## Required work
Extract every line where the string "responsible" appears.

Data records

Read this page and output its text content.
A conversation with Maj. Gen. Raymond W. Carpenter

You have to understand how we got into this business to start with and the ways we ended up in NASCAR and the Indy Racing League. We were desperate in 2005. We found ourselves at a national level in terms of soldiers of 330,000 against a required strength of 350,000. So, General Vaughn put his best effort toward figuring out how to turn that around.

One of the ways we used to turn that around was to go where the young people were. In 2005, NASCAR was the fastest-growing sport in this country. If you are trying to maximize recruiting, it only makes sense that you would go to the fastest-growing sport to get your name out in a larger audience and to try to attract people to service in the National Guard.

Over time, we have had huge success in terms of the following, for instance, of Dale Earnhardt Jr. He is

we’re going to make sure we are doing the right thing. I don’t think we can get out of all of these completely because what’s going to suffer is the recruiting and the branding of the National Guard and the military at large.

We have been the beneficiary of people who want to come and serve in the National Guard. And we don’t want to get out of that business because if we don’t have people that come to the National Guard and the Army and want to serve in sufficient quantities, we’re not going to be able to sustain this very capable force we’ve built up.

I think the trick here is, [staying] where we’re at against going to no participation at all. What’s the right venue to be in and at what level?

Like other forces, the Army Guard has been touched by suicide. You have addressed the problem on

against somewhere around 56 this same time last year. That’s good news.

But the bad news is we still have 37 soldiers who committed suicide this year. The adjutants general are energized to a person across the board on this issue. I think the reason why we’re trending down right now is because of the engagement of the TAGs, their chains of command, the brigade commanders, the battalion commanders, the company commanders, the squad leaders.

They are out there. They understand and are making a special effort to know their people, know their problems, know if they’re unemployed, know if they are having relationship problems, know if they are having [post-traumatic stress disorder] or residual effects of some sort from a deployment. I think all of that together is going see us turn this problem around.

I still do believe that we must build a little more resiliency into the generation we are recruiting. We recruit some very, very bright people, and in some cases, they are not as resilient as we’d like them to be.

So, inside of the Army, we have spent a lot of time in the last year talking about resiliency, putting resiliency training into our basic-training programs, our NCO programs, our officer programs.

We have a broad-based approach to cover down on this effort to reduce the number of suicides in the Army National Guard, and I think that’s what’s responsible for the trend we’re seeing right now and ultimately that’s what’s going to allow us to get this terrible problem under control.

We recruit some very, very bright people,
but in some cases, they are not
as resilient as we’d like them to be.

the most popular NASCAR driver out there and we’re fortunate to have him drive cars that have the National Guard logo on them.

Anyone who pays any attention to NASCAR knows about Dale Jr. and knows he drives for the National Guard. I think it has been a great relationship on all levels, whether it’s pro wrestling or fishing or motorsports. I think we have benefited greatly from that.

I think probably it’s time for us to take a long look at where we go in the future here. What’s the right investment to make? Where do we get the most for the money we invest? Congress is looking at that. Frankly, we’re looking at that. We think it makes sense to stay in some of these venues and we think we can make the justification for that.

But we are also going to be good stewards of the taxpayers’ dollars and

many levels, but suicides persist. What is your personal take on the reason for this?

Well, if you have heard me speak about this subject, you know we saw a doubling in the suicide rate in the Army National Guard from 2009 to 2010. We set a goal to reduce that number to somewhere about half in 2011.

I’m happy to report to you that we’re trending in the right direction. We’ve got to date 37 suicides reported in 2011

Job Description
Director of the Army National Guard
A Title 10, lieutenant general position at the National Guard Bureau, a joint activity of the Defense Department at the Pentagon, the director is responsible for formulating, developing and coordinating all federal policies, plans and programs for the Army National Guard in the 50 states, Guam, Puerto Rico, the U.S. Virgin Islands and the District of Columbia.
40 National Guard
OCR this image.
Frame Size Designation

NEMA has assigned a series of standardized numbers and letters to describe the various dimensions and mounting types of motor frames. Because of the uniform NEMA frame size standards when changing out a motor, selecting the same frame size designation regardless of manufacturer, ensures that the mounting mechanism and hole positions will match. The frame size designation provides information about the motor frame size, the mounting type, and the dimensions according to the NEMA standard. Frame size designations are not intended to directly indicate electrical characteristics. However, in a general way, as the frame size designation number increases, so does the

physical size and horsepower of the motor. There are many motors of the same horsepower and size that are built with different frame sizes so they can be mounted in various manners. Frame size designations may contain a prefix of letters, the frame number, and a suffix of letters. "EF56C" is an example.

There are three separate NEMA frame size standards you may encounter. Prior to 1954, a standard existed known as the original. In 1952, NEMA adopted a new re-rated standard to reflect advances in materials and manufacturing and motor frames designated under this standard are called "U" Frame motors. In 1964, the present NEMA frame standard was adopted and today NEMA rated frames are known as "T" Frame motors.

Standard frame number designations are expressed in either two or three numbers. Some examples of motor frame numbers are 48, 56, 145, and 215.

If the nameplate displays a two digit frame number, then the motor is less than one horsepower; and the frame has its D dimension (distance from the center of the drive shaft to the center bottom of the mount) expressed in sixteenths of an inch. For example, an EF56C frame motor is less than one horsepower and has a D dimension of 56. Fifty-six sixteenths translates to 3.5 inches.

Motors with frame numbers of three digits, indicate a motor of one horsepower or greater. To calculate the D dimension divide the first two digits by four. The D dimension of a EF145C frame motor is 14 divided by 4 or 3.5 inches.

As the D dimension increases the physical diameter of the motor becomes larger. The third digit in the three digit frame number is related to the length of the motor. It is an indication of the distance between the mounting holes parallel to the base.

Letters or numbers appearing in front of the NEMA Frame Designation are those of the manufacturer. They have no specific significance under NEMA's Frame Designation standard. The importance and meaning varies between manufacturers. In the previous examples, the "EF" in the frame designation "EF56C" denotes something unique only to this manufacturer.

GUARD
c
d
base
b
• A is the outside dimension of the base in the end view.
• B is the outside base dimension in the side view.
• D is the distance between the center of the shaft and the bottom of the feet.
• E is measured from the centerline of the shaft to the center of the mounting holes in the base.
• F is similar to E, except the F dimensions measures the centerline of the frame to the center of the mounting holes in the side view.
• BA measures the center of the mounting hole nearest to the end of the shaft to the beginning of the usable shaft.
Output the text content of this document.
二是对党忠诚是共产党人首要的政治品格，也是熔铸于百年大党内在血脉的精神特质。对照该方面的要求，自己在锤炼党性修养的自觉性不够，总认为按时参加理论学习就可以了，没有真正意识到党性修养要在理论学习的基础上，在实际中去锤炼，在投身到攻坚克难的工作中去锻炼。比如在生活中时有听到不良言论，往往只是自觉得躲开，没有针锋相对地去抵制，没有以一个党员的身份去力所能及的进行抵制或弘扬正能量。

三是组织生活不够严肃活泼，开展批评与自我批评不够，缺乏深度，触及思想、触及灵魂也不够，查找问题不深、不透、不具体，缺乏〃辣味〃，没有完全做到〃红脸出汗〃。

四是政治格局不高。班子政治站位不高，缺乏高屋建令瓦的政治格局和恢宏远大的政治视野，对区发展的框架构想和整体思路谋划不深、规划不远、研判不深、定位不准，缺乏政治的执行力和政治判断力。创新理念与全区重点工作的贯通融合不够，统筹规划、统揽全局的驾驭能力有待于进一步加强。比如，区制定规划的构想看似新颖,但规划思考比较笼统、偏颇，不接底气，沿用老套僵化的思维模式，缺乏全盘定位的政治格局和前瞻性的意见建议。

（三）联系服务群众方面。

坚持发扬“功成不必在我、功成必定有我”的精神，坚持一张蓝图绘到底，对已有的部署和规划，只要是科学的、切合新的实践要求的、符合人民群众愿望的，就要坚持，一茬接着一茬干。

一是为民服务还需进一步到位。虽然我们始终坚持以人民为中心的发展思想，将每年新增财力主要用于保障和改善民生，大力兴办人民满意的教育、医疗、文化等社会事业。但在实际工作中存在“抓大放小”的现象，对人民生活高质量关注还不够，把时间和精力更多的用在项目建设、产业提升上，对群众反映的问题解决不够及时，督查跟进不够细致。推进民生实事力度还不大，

## Solution
We have a broad-based approach to cover down on this effort to reduce the number of suicides in the Army National Guard, and I think that’s what’s responsible for the trend we’re seeing right now and ultimately that’s what’s going to allow us to get this terrible problem under control.
A Title 10, lieutenant general position at the National Guard Bureau, a joint activity of the Defense Department at the Pentagon, the director is responsible for formulating, developing and coordinating all federal policies, plans and programs for the Army National Guard in the 50 states, Guam, Puerto Rico, the U.S. Virgin Islands and the District of Columbia.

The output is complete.